● Selected passage
== Segment start ==
FreeRTOS Application Programming

In this project, we will attempt to "combine" all the FreeRTOS knowledge into a single assignment.

After completing the assignment, you will get a sense of how the CPU is utilized, and how to use a new FreeRTOS event group API. All together, you should achieve a better sense of designing your tasks and using the File I/O for debugging purposes.


Please follow the steps precisely in order to complete the objectives of the assignment. If you use the C++ FreeRTOS framework, it should make the assignment significantly easy.

  1. Create a producer task that takes 1 light sensor value every 1ms.
    • After collecting 100 samples (after 100ms), compute the average.
    • Write average value every 100ms (avg. of 100 samples) to the sensor queue.
    • Use medium priority for this task
  2. Create a consumer task that pulls the data off the sensor queue
    • Use infinite timeout value during queue receive API
    • Open a file (sensor.txt), and append the data to an output file on the SD card.
    • Save the data in this format: printf("%i, %i\n", time, light)"
    • Note that if you write and close a file every 100ms, it may be very inefficient, so try to come up with a better method such that the file is only written once a second or so...
    • Use medium priority for this task
  3. At the end of the loop of each task, set a bit using FreeRTOS event group API.
== Segment end ==
● Information
== Segment start ==
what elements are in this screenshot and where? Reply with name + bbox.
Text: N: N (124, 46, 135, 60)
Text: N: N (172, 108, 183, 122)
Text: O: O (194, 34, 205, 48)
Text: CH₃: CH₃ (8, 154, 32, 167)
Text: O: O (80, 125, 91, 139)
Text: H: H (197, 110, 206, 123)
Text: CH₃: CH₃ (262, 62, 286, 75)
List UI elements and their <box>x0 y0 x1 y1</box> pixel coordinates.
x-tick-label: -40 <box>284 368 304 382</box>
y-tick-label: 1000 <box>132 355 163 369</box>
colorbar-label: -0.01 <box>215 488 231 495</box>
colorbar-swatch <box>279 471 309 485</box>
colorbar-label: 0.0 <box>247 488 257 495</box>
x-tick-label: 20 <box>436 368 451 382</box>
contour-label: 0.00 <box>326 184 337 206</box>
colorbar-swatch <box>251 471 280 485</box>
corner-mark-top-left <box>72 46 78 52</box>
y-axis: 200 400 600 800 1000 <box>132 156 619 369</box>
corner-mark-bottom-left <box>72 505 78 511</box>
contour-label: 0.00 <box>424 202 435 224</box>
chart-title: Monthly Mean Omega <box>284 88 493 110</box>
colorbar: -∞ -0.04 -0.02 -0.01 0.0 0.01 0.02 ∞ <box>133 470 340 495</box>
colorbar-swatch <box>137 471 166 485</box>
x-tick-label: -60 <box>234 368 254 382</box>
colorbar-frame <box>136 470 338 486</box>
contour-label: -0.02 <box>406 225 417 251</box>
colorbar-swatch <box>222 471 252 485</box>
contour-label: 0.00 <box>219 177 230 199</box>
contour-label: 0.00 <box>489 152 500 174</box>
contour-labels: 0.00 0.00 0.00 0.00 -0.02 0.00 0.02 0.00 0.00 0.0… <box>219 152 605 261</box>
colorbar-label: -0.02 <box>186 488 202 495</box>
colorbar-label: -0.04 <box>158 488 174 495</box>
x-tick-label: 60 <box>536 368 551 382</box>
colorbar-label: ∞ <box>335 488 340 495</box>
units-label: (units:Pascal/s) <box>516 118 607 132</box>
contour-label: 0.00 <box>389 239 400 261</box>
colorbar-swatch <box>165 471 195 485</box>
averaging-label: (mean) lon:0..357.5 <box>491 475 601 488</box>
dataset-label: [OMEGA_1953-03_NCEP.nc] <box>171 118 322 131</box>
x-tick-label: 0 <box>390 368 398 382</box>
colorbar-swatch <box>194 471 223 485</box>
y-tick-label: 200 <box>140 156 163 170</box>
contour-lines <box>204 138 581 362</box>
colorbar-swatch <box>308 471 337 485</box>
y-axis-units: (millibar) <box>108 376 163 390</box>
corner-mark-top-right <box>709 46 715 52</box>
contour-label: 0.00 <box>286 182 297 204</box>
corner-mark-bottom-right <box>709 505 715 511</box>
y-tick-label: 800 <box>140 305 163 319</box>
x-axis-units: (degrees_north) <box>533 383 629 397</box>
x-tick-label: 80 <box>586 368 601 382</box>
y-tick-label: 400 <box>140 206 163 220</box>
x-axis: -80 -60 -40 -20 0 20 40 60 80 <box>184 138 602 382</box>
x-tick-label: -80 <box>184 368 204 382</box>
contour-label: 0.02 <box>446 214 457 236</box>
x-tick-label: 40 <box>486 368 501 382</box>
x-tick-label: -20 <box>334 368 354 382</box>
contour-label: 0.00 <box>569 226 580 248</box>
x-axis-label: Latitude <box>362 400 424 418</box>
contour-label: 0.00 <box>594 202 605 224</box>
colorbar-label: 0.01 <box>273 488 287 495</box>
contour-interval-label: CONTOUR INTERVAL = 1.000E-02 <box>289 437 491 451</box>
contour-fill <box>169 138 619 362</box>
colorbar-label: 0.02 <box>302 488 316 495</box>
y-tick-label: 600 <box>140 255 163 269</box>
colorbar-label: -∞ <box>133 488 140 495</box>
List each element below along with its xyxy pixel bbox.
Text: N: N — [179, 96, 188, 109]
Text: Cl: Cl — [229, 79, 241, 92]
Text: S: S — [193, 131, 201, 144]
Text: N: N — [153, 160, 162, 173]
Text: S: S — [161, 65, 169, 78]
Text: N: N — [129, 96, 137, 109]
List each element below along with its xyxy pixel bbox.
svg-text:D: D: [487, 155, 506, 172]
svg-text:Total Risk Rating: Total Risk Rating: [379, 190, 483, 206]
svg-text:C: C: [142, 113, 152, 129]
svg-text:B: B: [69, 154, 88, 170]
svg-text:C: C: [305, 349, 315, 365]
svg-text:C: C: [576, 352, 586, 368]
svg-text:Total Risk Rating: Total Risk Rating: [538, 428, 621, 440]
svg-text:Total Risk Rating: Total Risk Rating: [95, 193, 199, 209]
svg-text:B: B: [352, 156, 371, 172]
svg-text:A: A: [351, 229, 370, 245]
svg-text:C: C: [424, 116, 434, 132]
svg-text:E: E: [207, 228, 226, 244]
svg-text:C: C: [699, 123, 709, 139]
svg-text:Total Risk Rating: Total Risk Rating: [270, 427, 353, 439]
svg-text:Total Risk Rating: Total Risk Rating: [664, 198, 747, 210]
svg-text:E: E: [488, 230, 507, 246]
== Segment end ==
● Assignment A
Translate this sentence from the FreeRTOS assignment text into Spanish: "Please follow the steps precisely in order to complete the objectives of the assignment."
● Assignment B
Answer these questions using the FreeRTOS assignment text:
(i) How often does the producer task take a light sensor value?
(ii) What file does the consumer task open?
(iii) What timeout value should the consumer task use with the queue receive API?
● Assignment C
Continue the FreeRTOS assignment text from the point where it stops.
The rows are separate material and have no connection to the FreeRTOS assignment text.

● Exercise result A
Siga los pasos con precisión para cumplir los objetivos de la tarea.

● Exercise result B
(i) Every 1ms.
(ii) sensor.txt.
(iii) An infinite timeout value.

● Exercise result C
    • At the end of each loop of the tasks, set a bit using the xEventGroupSetBits()
    • Task 1 should set bit1, Task 2 should set bit2 etc.
  4. Create a watchdog task that monitors the operation of the two tasks.
    • Use high priority for this task.
    • Use a timeout of 1 second, and wait for all the bits to set. If there are two tasks, wait for bit1, and bit2 etc.
    • If you fail to detect the bits are set, that means that the other tasks did not reach the end of the loop.
    • In the event of failed to detect the bits, append a file (stuck.txt) with the information about which task may be "stuck"
    • Open the file, append the data, and close the (stuck.txt) file to flush out the data immediately.
    • Extra Credit: Every sixty seconds, save the CPU usage info to a file named "cpu.txt". See terminal command "infoHandler" for reference. Open the file, write the file, and close it immediately so the data is immediately flushed.
  5. Create a terminal command to "suspend" and "resume" a task by name.
    • "task suspend task1" should suspend a task named "task1"
    • "task resume task2" should suspend a task named "task2"
  6. Run the system, and under normal operation, you will see a file being saved with sensor data values.
    • Plot the file data in Excel to demonstrate.
  7. Suspend the producer task. The watchdog task should display a message and save relevant info to the SD card.
  8. Let the system run for a while, and note down the CPU usage in your text file.

What you created is a "software watchdog". This means that in an event when a loop is stuck, or a task is frozen, you can save relevant information such that you can debug at a later time.